◆ **Data provided**
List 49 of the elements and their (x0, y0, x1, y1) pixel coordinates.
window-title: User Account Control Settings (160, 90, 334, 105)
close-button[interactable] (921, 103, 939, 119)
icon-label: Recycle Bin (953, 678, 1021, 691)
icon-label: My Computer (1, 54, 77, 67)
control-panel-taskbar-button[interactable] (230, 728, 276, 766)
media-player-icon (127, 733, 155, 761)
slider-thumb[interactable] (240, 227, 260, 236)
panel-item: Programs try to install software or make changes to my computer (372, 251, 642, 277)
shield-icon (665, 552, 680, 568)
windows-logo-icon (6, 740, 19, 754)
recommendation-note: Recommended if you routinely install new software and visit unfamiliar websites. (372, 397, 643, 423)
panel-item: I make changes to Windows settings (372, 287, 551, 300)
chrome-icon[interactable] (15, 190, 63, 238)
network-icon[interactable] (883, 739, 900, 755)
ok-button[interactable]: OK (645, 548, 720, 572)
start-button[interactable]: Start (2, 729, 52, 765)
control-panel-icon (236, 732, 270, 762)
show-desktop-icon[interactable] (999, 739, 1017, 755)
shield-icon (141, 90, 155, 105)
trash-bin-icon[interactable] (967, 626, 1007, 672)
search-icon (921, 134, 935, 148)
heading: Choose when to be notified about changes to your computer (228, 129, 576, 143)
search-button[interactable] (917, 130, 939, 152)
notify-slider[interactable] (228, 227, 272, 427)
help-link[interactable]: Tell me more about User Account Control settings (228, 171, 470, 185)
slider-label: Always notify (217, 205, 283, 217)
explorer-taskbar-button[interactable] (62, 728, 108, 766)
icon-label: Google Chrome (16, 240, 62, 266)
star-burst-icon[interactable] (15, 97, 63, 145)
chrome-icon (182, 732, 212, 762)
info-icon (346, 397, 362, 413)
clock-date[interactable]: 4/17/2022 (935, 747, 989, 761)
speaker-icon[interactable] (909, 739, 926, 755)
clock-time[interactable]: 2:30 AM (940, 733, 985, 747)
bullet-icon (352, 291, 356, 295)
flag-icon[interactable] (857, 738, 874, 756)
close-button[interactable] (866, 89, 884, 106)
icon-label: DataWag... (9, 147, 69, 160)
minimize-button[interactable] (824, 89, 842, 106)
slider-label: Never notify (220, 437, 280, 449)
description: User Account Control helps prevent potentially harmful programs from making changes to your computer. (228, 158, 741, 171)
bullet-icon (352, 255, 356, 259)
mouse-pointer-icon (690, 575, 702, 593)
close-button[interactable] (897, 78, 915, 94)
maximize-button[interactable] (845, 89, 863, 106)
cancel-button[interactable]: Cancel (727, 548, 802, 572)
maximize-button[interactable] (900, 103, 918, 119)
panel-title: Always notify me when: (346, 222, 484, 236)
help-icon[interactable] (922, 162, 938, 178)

◆ **Requirements**
Count the lines in the listing above that contain the string "taskbar", treating uppercase and lowercase as different, and reply with the number alone.

◆ **Output of the task**
2